[Dataset items]
'''
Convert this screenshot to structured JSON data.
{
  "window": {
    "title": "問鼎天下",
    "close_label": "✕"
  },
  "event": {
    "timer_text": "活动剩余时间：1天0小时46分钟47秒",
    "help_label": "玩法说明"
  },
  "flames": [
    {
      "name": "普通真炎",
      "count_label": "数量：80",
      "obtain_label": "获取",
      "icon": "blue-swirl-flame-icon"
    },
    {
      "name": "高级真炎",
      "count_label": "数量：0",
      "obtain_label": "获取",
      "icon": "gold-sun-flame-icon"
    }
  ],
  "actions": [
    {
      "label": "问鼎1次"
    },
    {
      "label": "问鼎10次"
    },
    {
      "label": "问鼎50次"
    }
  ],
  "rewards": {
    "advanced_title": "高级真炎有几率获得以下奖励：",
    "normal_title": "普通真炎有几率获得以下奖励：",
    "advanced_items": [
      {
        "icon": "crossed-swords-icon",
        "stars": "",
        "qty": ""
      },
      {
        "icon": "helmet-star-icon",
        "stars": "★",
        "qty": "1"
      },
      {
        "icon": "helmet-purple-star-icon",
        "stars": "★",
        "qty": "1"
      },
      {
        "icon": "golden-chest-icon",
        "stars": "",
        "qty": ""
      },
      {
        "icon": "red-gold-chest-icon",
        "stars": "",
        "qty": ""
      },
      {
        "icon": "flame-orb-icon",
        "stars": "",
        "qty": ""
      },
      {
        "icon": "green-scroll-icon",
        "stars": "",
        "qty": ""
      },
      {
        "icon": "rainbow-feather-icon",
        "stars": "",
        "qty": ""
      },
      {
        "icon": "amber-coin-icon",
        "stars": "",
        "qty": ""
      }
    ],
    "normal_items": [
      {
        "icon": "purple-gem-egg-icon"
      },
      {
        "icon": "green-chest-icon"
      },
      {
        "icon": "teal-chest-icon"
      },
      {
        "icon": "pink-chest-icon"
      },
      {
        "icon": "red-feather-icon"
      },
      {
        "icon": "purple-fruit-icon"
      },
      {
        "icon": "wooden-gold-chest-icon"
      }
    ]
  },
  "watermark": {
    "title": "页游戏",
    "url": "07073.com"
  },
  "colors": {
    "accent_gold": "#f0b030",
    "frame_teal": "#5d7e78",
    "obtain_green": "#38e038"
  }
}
'''
• _EXERCISE DESCRIPTION_
Make an exact copy of the data above.

• _COMPLETED TASK_
Convert this screenshot to structured JSON data.
{
  "window": {
    "title": "問鼎天下",
    "close_label": "✕"
  },
  "event": {
    "timer_text": "活动剩余时间：1天0小时46分钟47秒",
    "help_label": "玩法说明"
  },
  "flames": [
    {
      "name": "普通真炎",
      "count_label": "数量：80",
      "obtain_label": "获取",
      "icon": "blue-swirl-flame-icon"
    },
    {
      "name": "高级真炎",
      "count_label": "数量：0",
      "obtain_label": "获取",
      "icon": "gold-sun-flame-icon"
    }
  ],
  "actions": [
    {
      "label": "问鼎1次"
    },
    {
      "label": "问鼎10次"
    },
    {
      "label": "问鼎50次"
    }
  ],
  "rewards": {
    "advanced_title": "高级真炎有几率获得以下奖励：",
    "normal_title": "普通真炎有几率获得以下奖励：",
    "advanced_items": [
      {
        "icon": "crossed-swords-icon",
        "stars": "",
        "qty": ""
      },
      {
        "icon": "helmet-star-icon",
        "stars": "★",
        "qty": "1"
      },
      {
        "icon": "helmet-purple-star-icon",
        "stars": "★",
        "qty": "1"
      },
      {
        "icon": "golden-chest-icon",
        "stars": "",
        "qty": ""
      },
      {
        "icon": "red-gold-chest-icon",
        "stars": "",
        "qty": ""
      },
      {
        "icon": "flame-orb-icon",
        "stars": "",
        "qty": ""
      },
      {
        "icon": "green-scroll-icon",
        "stars": "",
        "qty": ""
      },
      {
        "icon": "rainbow-feather-icon",
        "stars": "",
        "qty": ""
      },
      {
        "icon": "amber-coin-icon",
        "stars": "",
        "qty": ""
      }
    ],
    "normal_items": [
      {
        "icon": "purple-gem-egg-icon"
      },
      {
        "icon": "green-chest-icon"
      },
      {
        "icon": "teal-chest-icon"
      },
      {
        "icon": "pink-chest-icon"
      },
      {
        "icon": "red-feather-icon"
      },
      {
        "icon": "purple-fruit-icon"
      },
      {
        "icon": "wooden-gold-chest-icon"
      }
    ]
  },
  "watermark": {
    "title": "页游戏",
    "url": "07073.com"
  },
  "colors": {
    "accent_gold": "#f0b030",
    "frame_teal": "#5d7e78",
    "obtain_green": "#38e038"
  }
}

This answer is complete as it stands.